Wherever the string "Available" shows up in a line, count that line. Give the total alone.
:::::
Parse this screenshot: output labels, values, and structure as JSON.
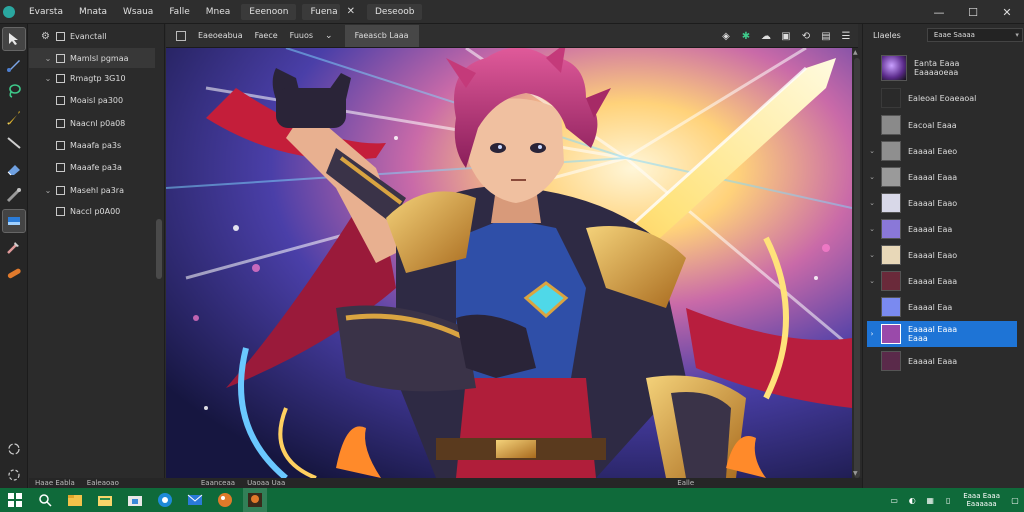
{
  "menubar": {
    "items": [
      "Evarsta",
      "Mnata",
      "Wsaua",
      "Falle",
      "Mnea"
    ],
    "boxed_items": [
      "Eeenoon",
      "Fuena"
    ],
    "doc_tab_label": "Deseoob"
  },
  "left_panel": {
    "root_label": "Evanctall",
    "rows": [
      "Mamlsl pgmaa",
      "Rmagtp 3G10",
      "Moaisl pa300",
      "Naacnl p0a08",
      "Maaafa pa3s",
      "Maaafe pa3a",
      "Masehl pa3ra",
      "Naccl p0A00"
    ]
  },
  "doc_tabs": {
    "tabs": [
      "Eaeoeabua",
      "Faece",
      "Fuuos"
    ],
    "active_tab": "Faeascb Laaa"
  },
  "status_bar": {
    "items": [
      "Haae Eabla",
      "Ealeaoao",
      "Eaanceaa",
      "Uaoaa Uaa",
      "Ealle"
    ]
  },
  "right_panel": {
    "title": "Llaeles",
    "select_value": "Eaae Saaaa",
    "layers": [
      {
        "name": "Eanta Eaaa",
        "sub": "Eaaaaoeaa"
      },
      {
        "name": "Ealeoal Eoaeaoal",
        "sub": ""
      },
      {
        "name": "Eacoal Eaaa",
        "sub": ""
      },
      {
        "name": "Eaaaal Eaeo",
        "sub": ""
      },
      {
        "name": "Eaaaal Eaaa",
        "sub": ""
      },
      {
        "name": "Eaaaal Eaao",
        "sub": ""
      },
      {
        "name": "Eaaaal Eaa",
        "sub": ""
      },
      {
        "name": "Eaaaal Eaao",
        "sub": ""
      },
      {
        "name": "Eaaaal Eaaa",
        "sub": ""
      },
      {
        "name": "Eaaaal Eaa",
        "sub": ""
      },
      {
        "name": "Eaaaal Eaaa",
        "sub": "Eaaa"
      },
      {
        "name": "Eaaaal Eaaa",
        "sub": ""
      }
    ]
  },
  "taskbar": {
    "clock_time": "Eaaa Eaaa",
    "clock_date": "Eaaaaaa"
  },
  "colors": {
    "accent": "#1e74d6",
    "taskbar": "#0f6a3a",
    "panel": "#2b2b2b"
  },
  "icons": {
    "tools": [
      "select-arrow-icon",
      "brush-icon",
      "lasso-icon",
      "pen-icon",
      "line-icon",
      "eraser-icon",
      "smudge-icon",
      "fill-icon",
      "transform-icon",
      "bandage-icon"
    ],
    "tools_bottom": [
      "rotate-icon",
      "reset-icon"
    ],
    "taskbar": [
      "windows-start-icon",
      "search-icon",
      "file-explorer-icon",
      "folder-icon",
      "store-icon",
      "browser-icon",
      "mail-icon",
      "paint-app-icon",
      "active-app-icon"
    ]
  }
}
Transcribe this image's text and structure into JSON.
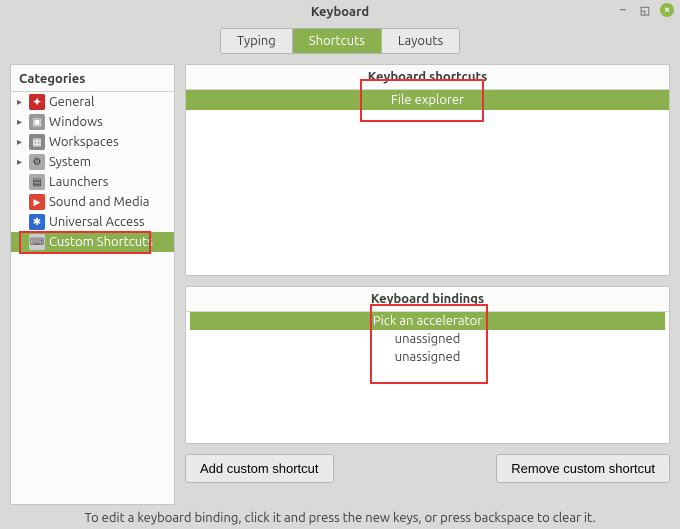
{
  "window": {
    "title": "Keyboard"
  },
  "tabs": {
    "typing": "Typing",
    "shortcuts": "Shortcuts",
    "layouts": "Layouts"
  },
  "categories": {
    "header": "Categories",
    "items": [
      {
        "label": "General"
      },
      {
        "label": "Windows"
      },
      {
        "label": "Workspaces"
      },
      {
        "label": "System"
      },
      {
        "label": "Launchers"
      },
      {
        "label": "Sound and Media"
      },
      {
        "label": "Universal Access"
      },
      {
        "label": "Custom Shortcuts"
      }
    ]
  },
  "shortcuts_panel": {
    "header": "Keyboard shortcuts",
    "selected": "File explorer"
  },
  "bindings_panel": {
    "header": "Keyboard bindings",
    "rows": [
      "Pick an accelerator",
      "unassigned",
      "unassigned"
    ]
  },
  "buttons": {
    "add": "Add custom shortcut",
    "remove": "Remove custom shortcut"
  },
  "hint": "To edit a keyboard binding, click it and press the new keys, or press backspace to clear it."
}
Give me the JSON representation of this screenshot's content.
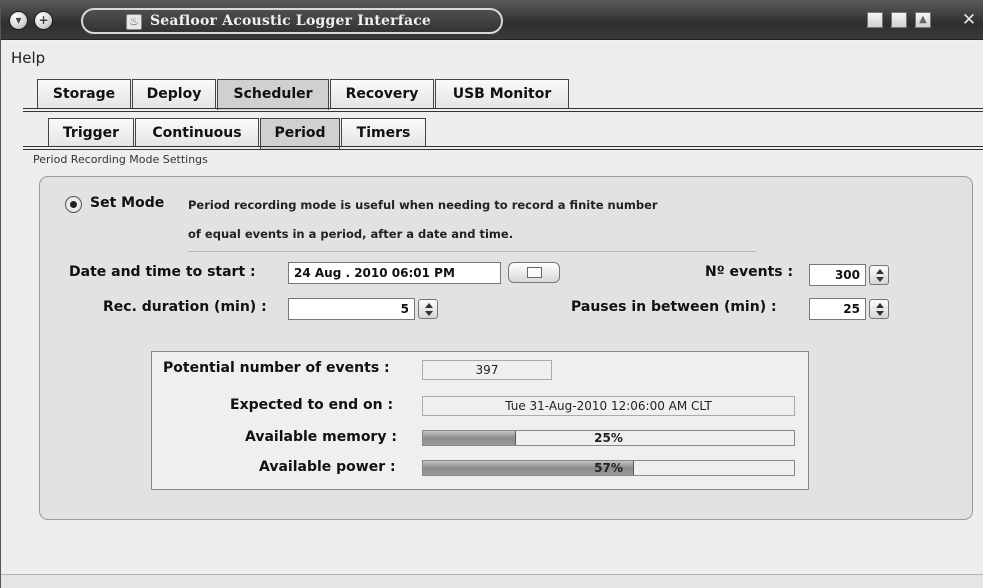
{
  "window": {
    "title": "Seafloor Acoustic Logger Interface",
    "colors": {
      "titlebar": "#3a3a3a",
      "panel": "#e2e2e2",
      "progress_fill": "#8c8c8c"
    }
  },
  "menubar": {
    "items": [
      {
        "label": "Help"
      }
    ]
  },
  "main_tabs": [
    {
      "label": "Storage",
      "active": false
    },
    {
      "label": "Deploy",
      "active": false
    },
    {
      "label": "Scheduler",
      "active": true
    },
    {
      "label": "Recovery",
      "active": false
    },
    {
      "label": "USB Monitor",
      "active": false
    }
  ],
  "sub_tabs": [
    {
      "label": "Trigger",
      "active": false
    },
    {
      "label": "Continuous",
      "active": false
    },
    {
      "label": "Period",
      "active": true
    },
    {
      "label": "Timers",
      "active": false
    }
  ],
  "section": {
    "label": "Period Recording Mode Settings"
  },
  "mode": {
    "label": "Set Mode",
    "selected": true,
    "description_line1": "Period recording mode is useful when needing to record a finite number",
    "description_line2": "of equal events in a period, after a date and time."
  },
  "form": {
    "date_start": {
      "label": "Date and time to start  :",
      "value": "24 Aug . 2010   06:01 PM"
    },
    "num_events": {
      "label": "Nº events :",
      "value": "300"
    },
    "rec_duration": {
      "label": "Rec. duration (min) :",
      "value": "5"
    },
    "pauses": {
      "label": "Pauses in between (min) :",
      "value": "25"
    }
  },
  "summary": {
    "potential": {
      "label": "Potential number of events :",
      "value": "397"
    },
    "expected_end": {
      "label": "Expected to end on :",
      "value": "Tue 31-Aug-2010 12:06:00 AM CLT"
    },
    "memory": {
      "label": "Available memory :",
      "percent_text": "25%",
      "fraction": 0.25
    },
    "power": {
      "label": "Available power :",
      "percent_text": "57%",
      "fraction": 0.57
    }
  }
}
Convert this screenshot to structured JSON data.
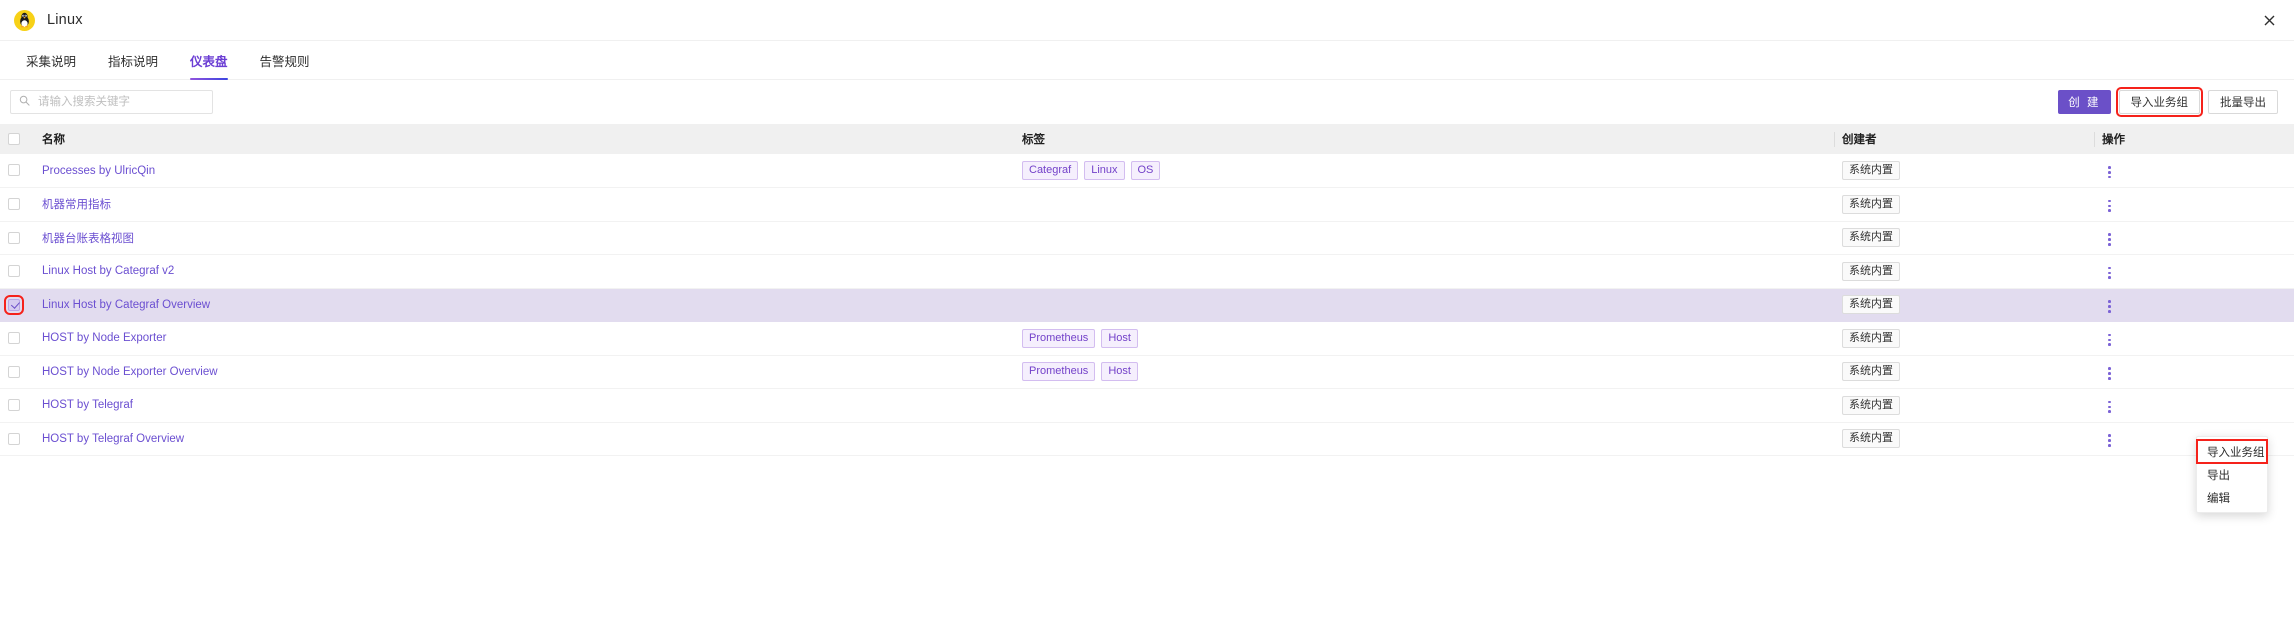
{
  "window": {
    "title": "Linux",
    "logo_icon": "linux-penguin-icon",
    "close_icon": "close-icon"
  },
  "tabs": [
    {
      "label": "采集说明",
      "active": false
    },
    {
      "label": "指标说明",
      "active": false
    },
    {
      "label": "仪表盘",
      "active": true
    },
    {
      "label": "告警规则",
      "active": false
    }
  ],
  "toolbar": {
    "search": {
      "icon": "search-icon",
      "placeholder": "请输入搜索关键字",
      "value": ""
    },
    "buttons": [
      {
        "label": "创 建",
        "style": "primary",
        "highlighted": false
      },
      {
        "label": "导入业务组",
        "style": "default",
        "highlighted": true
      },
      {
        "label": "批量导出",
        "style": "default",
        "highlighted": false
      }
    ]
  },
  "table": {
    "columns": [
      "名称",
      "标签",
      "创建者",
      "操作"
    ],
    "rows": [
      {
        "name": "Processes by UlricQin",
        "tags": [
          "Categraf",
          "Linux",
          "OS"
        ],
        "owner": "系统内置",
        "checked": false,
        "selected": false
      },
      {
        "name": "机器常用指标",
        "tags": [],
        "owner": "系统内置",
        "checked": false,
        "selected": false
      },
      {
        "name": "机器台账表格视图",
        "tags": [],
        "owner": "系统内置",
        "checked": false,
        "selected": false
      },
      {
        "name": "Linux Host by Categraf v2",
        "tags": [],
        "owner": "系统内置",
        "checked": false,
        "selected": false
      },
      {
        "name": "Linux Host by Categraf Overview",
        "tags": [],
        "owner": "系统内置",
        "checked": true,
        "selected": true
      },
      {
        "name": "HOST by Node Exporter",
        "tags": [
          "Prometheus",
          "Host"
        ],
        "owner": "系统内置",
        "checked": false,
        "selected": false
      },
      {
        "name": "HOST by Node Exporter Overview",
        "tags": [
          "Prometheus",
          "Host"
        ],
        "owner": "系统内置",
        "checked": false,
        "selected": false
      },
      {
        "name": "HOST by Telegraf",
        "tags": [],
        "owner": "系统内置",
        "checked": false,
        "selected": false
      },
      {
        "name": "HOST by Telegraf Overview",
        "tags": [],
        "owner": "系统内置",
        "checked": false,
        "selected": false
      }
    ]
  },
  "context_menu": {
    "items": [
      {
        "label": "导入业务组",
        "highlighted": true
      },
      {
        "label": "导出",
        "highlighted": false
      },
      {
        "label": "编辑",
        "highlighted": false
      }
    ]
  },
  "colors": {
    "accent": "#6b50c8",
    "link": "#6b4fd1",
    "highlight_outline": "#f5221b",
    "selected_row": "#e2dcef",
    "logo_bg": "#f7d117"
  }
}
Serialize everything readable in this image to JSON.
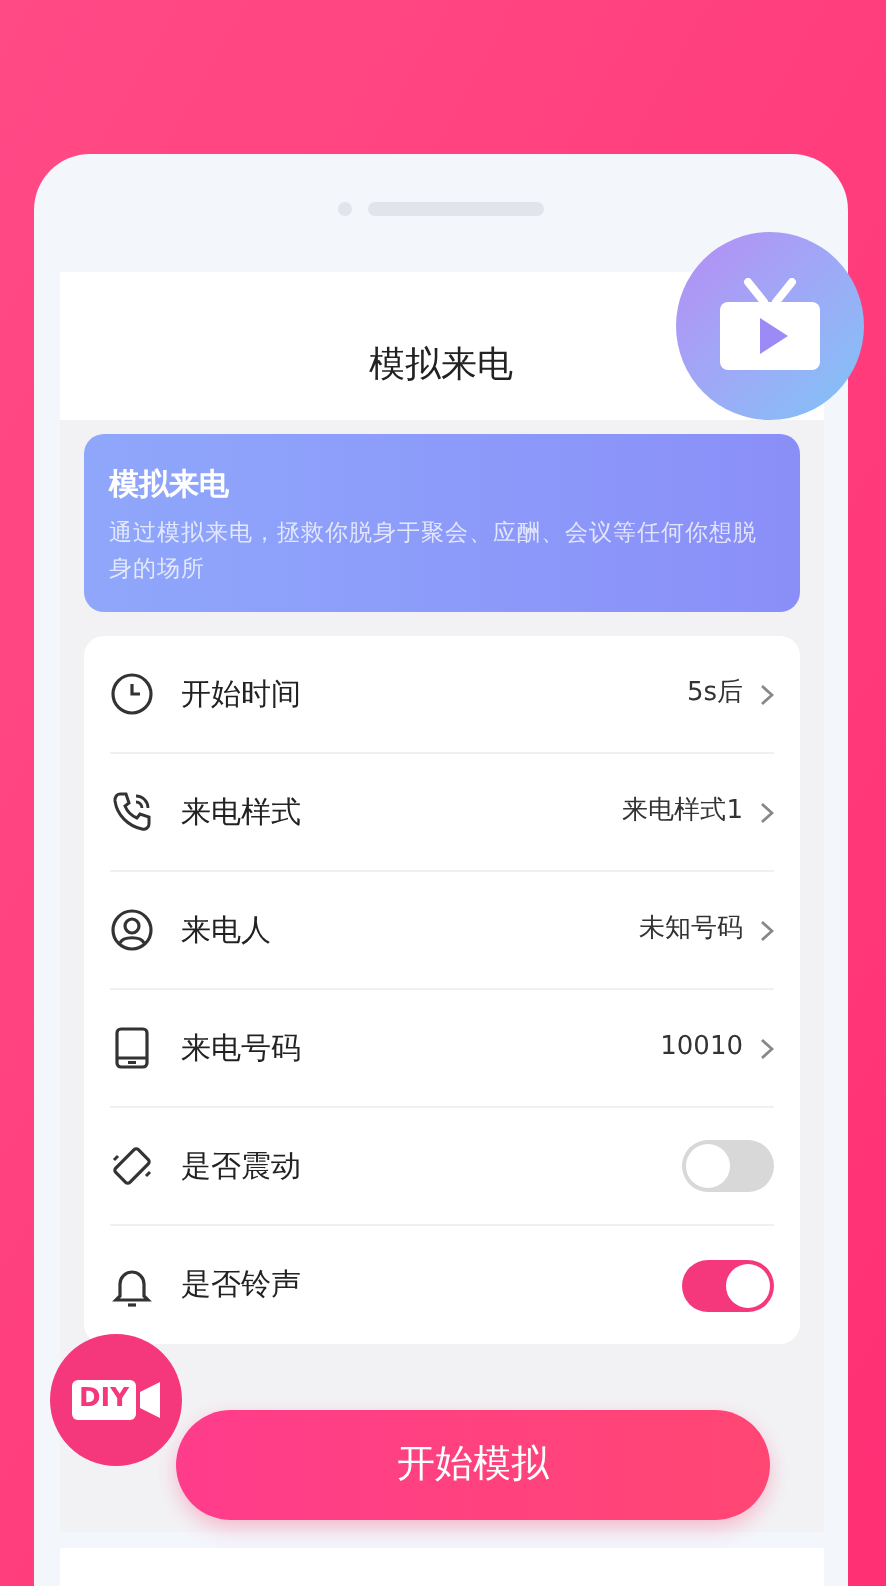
{
  "header": {
    "title": "模拟来电"
  },
  "banner": {
    "title": "模拟来电",
    "description": "通过模拟来电，拯救你脱身于聚会、应酬、会议等任何你想脱身的场所"
  },
  "settings": [
    {
      "kind": "link",
      "label": "开始时间",
      "value": "5s后"
    },
    {
      "kind": "link",
      "label": "来电样式",
      "value": "来电样式1"
    },
    {
      "kind": "link",
      "label": "来电人",
      "value": "未知号码"
    },
    {
      "kind": "link",
      "label": "来电号码",
      "value": "10010"
    },
    {
      "kind": "toggle",
      "label": "是否震动",
      "on": false
    },
    {
      "kind": "toggle",
      "label": "是否铃声",
      "on": true
    }
  ],
  "diy_badge": {
    "label": "DIY"
  },
  "start_button": {
    "label": "开始模拟"
  }
}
:::::
| Exercise result |
2